WHAT IS EXPECTED
Set down every entry word for word. Omit the pictures.

SOURCE MATERIAL
-- start --
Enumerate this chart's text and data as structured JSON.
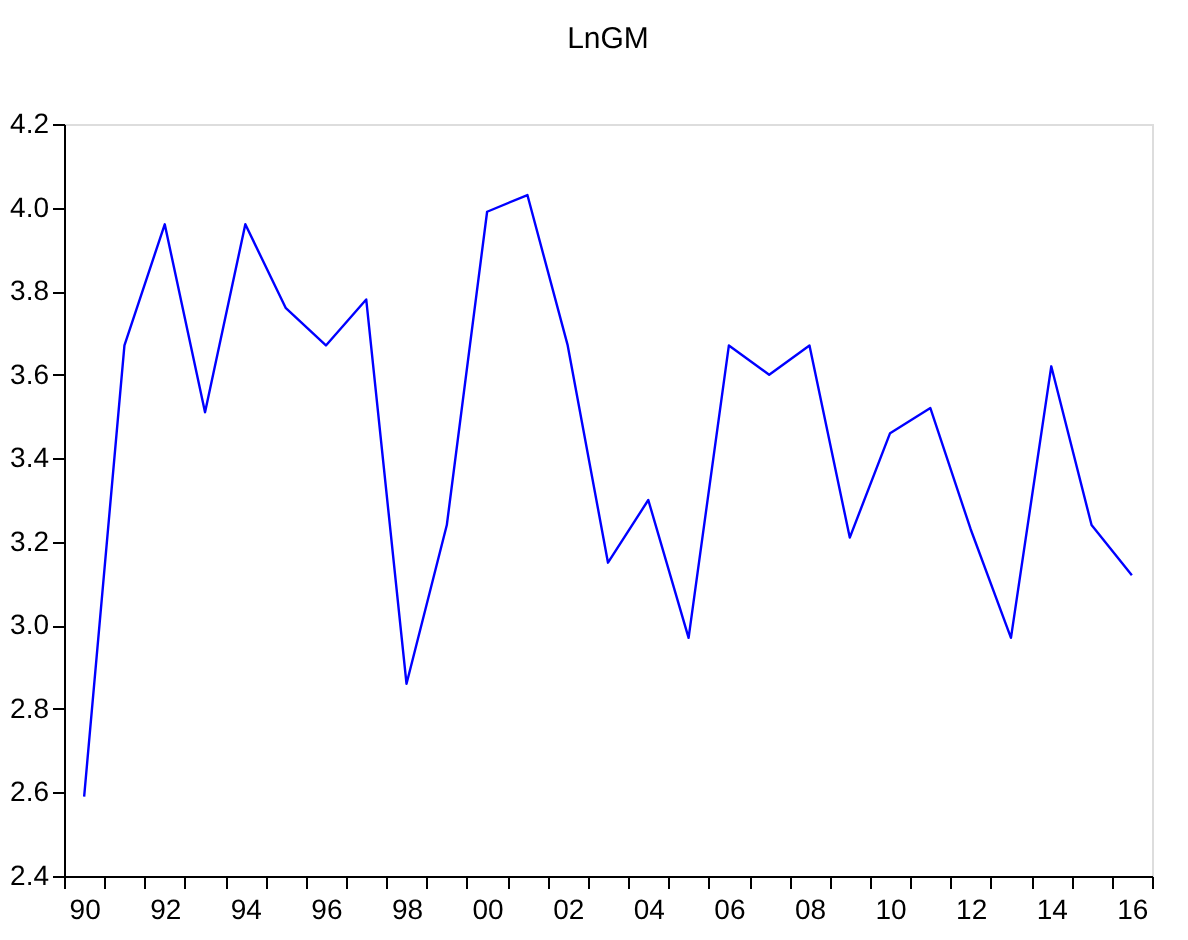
{
  "chart_data": {
    "type": "line",
    "title": "LnGM",
    "x": [
      1990,
      1991,
      1992,
      1993,
      1994,
      1995,
      1996,
      1997,
      1998,
      1999,
      2000,
      2001,
      2002,
      2003,
      2004,
      2005,
      2006,
      2007,
      2008,
      2009,
      2010,
      2011,
      2012,
      2013,
      2014,
      2015,
      2016
    ],
    "series": [
      {
        "color": "#0000ff",
        "values": [
          2.59,
          3.67,
          3.96,
          3.51,
          3.96,
          3.76,
          3.67,
          3.78,
          2.86,
          3.24,
          3.99,
          4.03,
          3.67,
          3.15,
          3.3,
          2.97,
          3.67,
          3.6,
          3.67,
          3.21,
          3.46,
          3.52,
          3.23,
          2.97,
          3.62,
          3.24,
          3.12
        ]
      }
    ],
    "xlim": [
      1989.5,
      2016.5
    ],
    "xticks": [
      {
        "value": 1990,
        "label": "90"
      },
      {
        "value": 1992,
        "label": "92"
      },
      {
        "value": 1994,
        "label": "94"
      },
      {
        "value": 1996,
        "label": "96"
      },
      {
        "value": 1998,
        "label": "98"
      },
      {
        "value": 2000,
        "label": "00"
      },
      {
        "value": 2002,
        "label": "02"
      },
      {
        "value": 2004,
        "label": "04"
      },
      {
        "value": 2006,
        "label": "06"
      },
      {
        "value": 2008,
        "label": "08"
      },
      {
        "value": 2010,
        "label": "10"
      },
      {
        "value": 2012,
        "label": "12"
      },
      {
        "value": 2014,
        "label": "14"
      },
      {
        "value": 2016,
        "label": "16"
      },
      {
        "value": 1989.5,
        "label": null
      },
      {
        "value": 1990.5,
        "label": null
      },
      {
        "value": 1991.5,
        "label": null
      },
      {
        "value": 1992.5,
        "label": null
      },
      {
        "value": 1993.5,
        "label": null
      },
      {
        "value": 1994.5,
        "label": null
      },
      {
        "value": 1995.5,
        "label": null
      },
      {
        "value": 1996.5,
        "label": null
      },
      {
        "value": 1997.5,
        "label": null
      },
      {
        "value": 1998.5,
        "label": null
      },
      {
        "value": 1999.5,
        "label": null
      },
      {
        "value": 2000.5,
        "label": null
      },
      {
        "value": 2001.5,
        "label": null
      },
      {
        "value": 2002.5,
        "label": null
      },
      {
        "value": 2003.5,
        "label": null
      },
      {
        "value": 2004.5,
        "label": null
      },
      {
        "value": 2005.5,
        "label": null
      },
      {
        "value": 2006.5,
        "label": null
      },
      {
        "value": 2007.5,
        "label": null
      },
      {
        "value": 2008.5,
        "label": null
      },
      {
        "value": 2009.5,
        "label": null
      },
      {
        "value": 2010.5,
        "label": null
      },
      {
        "value": 2011.5,
        "label": null
      },
      {
        "value": 2012.5,
        "label": null
      },
      {
        "value": 2013.5,
        "label": null
      },
      {
        "value": 2014.5,
        "label": null
      },
      {
        "value": 2015.5,
        "label": null
      },
      {
        "value": 2016.5,
        "label": null
      }
    ],
    "ylim": [
      2.4,
      4.2
    ],
    "yticks": [
      2.4,
      2.6,
      2.8,
      {
        "value": 3,
        "label": "3.0"
      },
      3.2,
      3.4,
      3.6,
      3.8,
      {
        "value": 4,
        "label": "4.0"
      },
      4.2
    ],
    "grid": false,
    "line_style": "solid"
  }
}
-- end --
COMPLETED EXERCISE
Enumerate this chart's text and data as structured JSON.
{
  "chart_data": {
    "type": "line",
    "title": "LnGM",
    "x": [
      1990,
      1991,
      1992,
      1993,
      1994,
      1995,
      1996,
      1997,
      1998,
      1999,
      2000,
      2001,
      2002,
      2003,
      2004,
      2005,
      2006,
      2007,
      2008,
      2009,
      2010,
      2011,
      2012,
      2013,
      2014,
      2015,
      2016
    ],
    "series": [
      {
        "color": "#0000ff",
        "values": [
          2.59,
          3.67,
          3.96,
          3.51,
          3.96,
          3.76,
          3.67,
          3.78,
          2.86,
          3.24,
          3.99,
          4.03,
          3.67,
          3.15,
          3.3,
          2.97,
          3.67,
          3.6,
          3.67,
          3.21,
          3.46,
          3.52,
          3.23,
          2.97,
          3.62,
          3.24,
          3.12
        ]
      }
    ],
    "xlim": [
      1989.5,
      2016.5
    ],
    "xticks": [
      {
        "value": 1990,
        "label": "90"
      },
      {
        "value": 1992,
        "label": "92"
      },
      {
        "value": 1994,
        "label": "94"
      },
      {
        "value": 1996,
        "label": "96"
      },
      {
        "value": 1998,
        "label": "98"
      },
      {
        "value": 2000,
        "label": "00"
      },
      {
        "value": 2002,
        "label": "02"
      },
      {
        "value": 2004,
        "label": "04"
      },
      {
        "value": 2006,
        "label": "06"
      },
      {
        "value": 2008,
        "label": "08"
      },
      {
        "value": 2010,
        "label": "10"
      },
      {
        "value": 2012,
        "label": "12"
      },
      {
        "value": 2014,
        "label": "14"
      },
      {
        "value": 2016,
        "label": "16"
      },
      {
        "value": 1989.5,
        "label": null
      },
      {
        "value": 1990.5,
        "label": null
      },
      {
        "value": 1991.5,
        "label": null
      },
      {
        "value": 1992.5,
        "label": null
      },
      {
        "value": 1993.5,
        "label": null
      },
      {
        "value": 1994.5,
        "label": null
      },
      {
        "value": 1995.5,
        "label": null
      },
      {
        "value": 1996.5,
        "label": null
      },
      {
        "value": 1997.5,
        "label": null
      },
      {
        "value": 1998.5,
        "label": null
      },
      {
        "value": 1999.5,
        "label": null
      },
      {
        "value": 2000.5,
        "label": null
      },
      {
        "value": 2001.5,
        "label": null
      },
      {
        "value": 2002.5,
        "label": null
      },
      {
        "value": 2003.5,
        "label": null
      },
      {
        "value": 2004.5,
        "label": null
      },
      {
        "value": 2005.5,
        "label": null
      },
      {
        "value": 2006.5,
        "label": null
      },
      {
        "value": 2007.5,
        "label": null
      },
      {
        "value": 2008.5,
        "label": null
      },
      {
        "value": 2009.5,
        "label": null
      },
      {
        "value": 2010.5,
        "label": null
      },
      {
        "value": 2011.5,
        "label": null
      },
      {
        "value": 2012.5,
        "label": null
      },
      {
        "value": 2013.5,
        "label": null
      },
      {
        "value": 2014.5,
        "label": null
      },
      {
        "value": 2015.5,
        "label": null
      },
      {
        "value": 2016.5,
        "label": null
      }
    ],
    "ylim": [
      2.4,
      4.2
    ],
    "yticks": [
      2.4,
      2.6,
      2.8,
      {
        "value": 3,
        "label": "3.0"
      },
      3.2,
      3.4,
      3.6,
      3.8,
      {
        "value": 4,
        "label": "4.0"
      },
      4.2
    ],
    "grid": false,
    "line_style": "solid"
  }
}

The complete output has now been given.